### WHAT THE EXERCISE ASKS
Reproduce every entry exactly and leave its pictures out.

Dataset listings of figures:
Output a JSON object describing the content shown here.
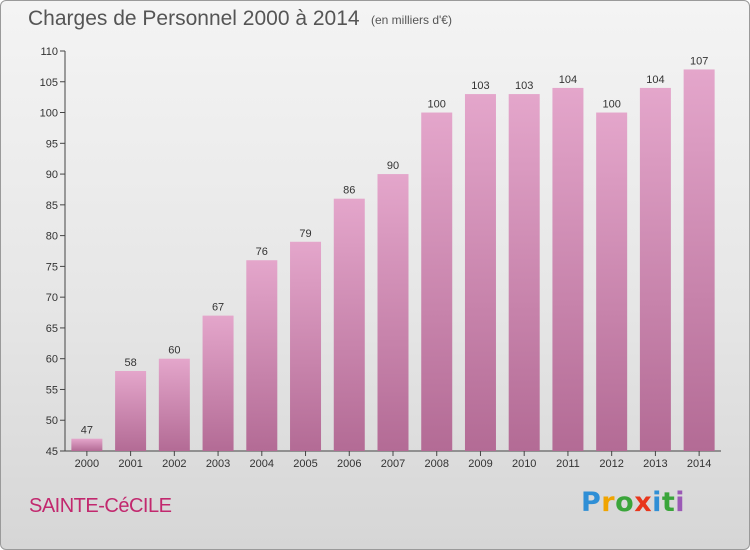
{
  "title": "Charges de Personnel 2000 à 2014",
  "subtitle": "(en milliers d'€)",
  "place": "SAINTE-CéCILE",
  "logo": {
    "letters": [
      "P",
      "r",
      "o",
      "x",
      "i",
      "t",
      "i"
    ]
  },
  "colors": {
    "bar_top": "#e4a6cb",
    "bar_bottom": "#b36b95",
    "place": "#c2286e"
  },
  "chart_data": {
    "type": "bar",
    "categories": [
      "2000",
      "2001",
      "2002",
      "2003",
      "2004",
      "2005",
      "2006",
      "2007",
      "2008",
      "2009",
      "2010",
      "2011",
      "2012",
      "2013",
      "2014"
    ],
    "values": [
      47,
      58,
      60,
      67,
      76,
      79,
      86,
      90,
      100,
      103,
      103,
      104,
      100,
      104,
      107
    ],
    "yticks": [
      45,
      50,
      55,
      60,
      65,
      70,
      75,
      80,
      85,
      90,
      95,
      100,
      105,
      110
    ],
    "ylim": [
      45,
      110
    ],
    "grid": false,
    "data_labels": true
  }
}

### SOLUTION TO THE EXERCISE
Output a JSON object describing the content shown here.
{
  "title": "Charges de Personnel 2000 à 2014",
  "subtitle": "(en milliers d'€)",
  "place": "SAINTE-CéCILE",
  "logo": {
    "letters": [
      "P",
      "r",
      "o",
      "x",
      "i",
      "t",
      "i"
    ]
  },
  "colors": {
    "bar_top": "#e4a6cb",
    "bar_bottom": "#b36b95",
    "place": "#c2286e"
  },
  "chart_data": {
    "type": "bar",
    "categories": [
      "2000",
      "2001",
      "2002",
      "2003",
      "2004",
      "2005",
      "2006",
      "2007",
      "2008",
      "2009",
      "2010",
      "2011",
      "2012",
      "2013",
      "2014"
    ],
    "values": [
      47,
      58,
      60,
      67,
      76,
      79,
      86,
      90,
      100,
      103,
      103,
      104,
      100,
      104,
      107
    ],
    "yticks": [
      45,
      50,
      55,
      60,
      65,
      70,
      75,
      80,
      85,
      90,
      95,
      100,
      105,
      110
    ],
    "ylim": [
      45,
      110
    ],
    "grid": false,
    "data_labels": true
  }
}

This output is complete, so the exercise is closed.